# Work required
Convert the listing lines from the first line through the line containing "atom-label: H [118,104,125,114]", including both, into a JSON list of strings with one string per line and no blank lines.

Collection entries
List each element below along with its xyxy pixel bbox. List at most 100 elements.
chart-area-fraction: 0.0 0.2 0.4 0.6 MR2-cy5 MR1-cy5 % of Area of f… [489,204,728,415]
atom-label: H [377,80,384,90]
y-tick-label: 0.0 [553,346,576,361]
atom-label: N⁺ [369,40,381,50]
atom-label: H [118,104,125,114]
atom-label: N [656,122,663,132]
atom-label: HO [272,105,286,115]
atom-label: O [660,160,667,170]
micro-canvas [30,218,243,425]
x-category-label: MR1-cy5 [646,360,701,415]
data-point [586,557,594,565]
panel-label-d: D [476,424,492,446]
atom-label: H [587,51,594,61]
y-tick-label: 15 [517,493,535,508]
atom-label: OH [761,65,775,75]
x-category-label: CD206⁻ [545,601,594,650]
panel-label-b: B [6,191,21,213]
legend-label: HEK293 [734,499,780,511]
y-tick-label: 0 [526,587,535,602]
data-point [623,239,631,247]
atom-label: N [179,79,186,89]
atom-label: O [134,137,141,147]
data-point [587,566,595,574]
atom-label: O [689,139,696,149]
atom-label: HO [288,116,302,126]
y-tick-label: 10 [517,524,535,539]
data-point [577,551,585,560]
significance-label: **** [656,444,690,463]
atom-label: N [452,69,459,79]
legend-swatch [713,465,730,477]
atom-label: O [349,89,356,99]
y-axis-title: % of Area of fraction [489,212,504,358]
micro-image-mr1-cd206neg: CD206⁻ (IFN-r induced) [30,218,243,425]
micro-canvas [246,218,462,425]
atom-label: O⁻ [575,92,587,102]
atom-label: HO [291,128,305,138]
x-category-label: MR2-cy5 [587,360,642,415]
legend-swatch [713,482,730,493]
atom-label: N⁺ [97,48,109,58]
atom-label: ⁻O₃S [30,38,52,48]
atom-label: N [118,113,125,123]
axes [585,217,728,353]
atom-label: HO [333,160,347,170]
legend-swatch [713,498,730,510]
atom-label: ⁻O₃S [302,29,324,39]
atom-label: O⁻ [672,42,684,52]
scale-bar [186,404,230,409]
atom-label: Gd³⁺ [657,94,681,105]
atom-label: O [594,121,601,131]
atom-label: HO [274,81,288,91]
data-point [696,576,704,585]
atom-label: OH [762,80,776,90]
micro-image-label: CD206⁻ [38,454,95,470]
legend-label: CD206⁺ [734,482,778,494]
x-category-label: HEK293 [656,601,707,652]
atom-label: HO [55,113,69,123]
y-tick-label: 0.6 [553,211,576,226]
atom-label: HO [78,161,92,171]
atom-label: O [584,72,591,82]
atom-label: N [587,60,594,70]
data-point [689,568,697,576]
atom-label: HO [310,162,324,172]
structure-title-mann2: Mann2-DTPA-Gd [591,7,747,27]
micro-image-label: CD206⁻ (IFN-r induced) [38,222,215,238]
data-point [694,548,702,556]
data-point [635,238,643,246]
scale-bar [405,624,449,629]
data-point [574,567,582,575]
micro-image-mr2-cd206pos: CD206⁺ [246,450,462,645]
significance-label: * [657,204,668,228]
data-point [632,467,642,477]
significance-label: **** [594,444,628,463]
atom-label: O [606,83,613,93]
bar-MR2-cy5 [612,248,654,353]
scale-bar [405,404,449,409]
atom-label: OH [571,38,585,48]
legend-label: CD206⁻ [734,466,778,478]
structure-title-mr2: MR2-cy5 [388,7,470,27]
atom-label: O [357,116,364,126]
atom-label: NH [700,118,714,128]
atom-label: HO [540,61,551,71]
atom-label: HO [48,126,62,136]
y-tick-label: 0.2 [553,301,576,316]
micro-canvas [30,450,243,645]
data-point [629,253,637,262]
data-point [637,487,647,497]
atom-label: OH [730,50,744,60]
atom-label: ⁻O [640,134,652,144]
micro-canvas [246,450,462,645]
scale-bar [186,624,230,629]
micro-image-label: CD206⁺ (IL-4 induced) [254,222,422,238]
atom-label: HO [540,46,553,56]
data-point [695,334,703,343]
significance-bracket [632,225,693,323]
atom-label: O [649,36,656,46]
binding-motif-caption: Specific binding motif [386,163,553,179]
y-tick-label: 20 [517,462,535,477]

# Solution
[
  "List each element below along with its xyxy pixel bbox. List at most 100 elements.",
  "chart-area-fraction: 0.0 0.2 0.4 0.6 MR2-cy5 MR1-cy5 % of Area of f… [489,204,728,415]",
  "atom-label: H [377,80,384,90]",
  "y-tick-label: 0.0 [553,346,576,361]",
  "atom-label: N⁺ [369,40,381,50]",
  "atom-label: H [118,104,125,114]"
]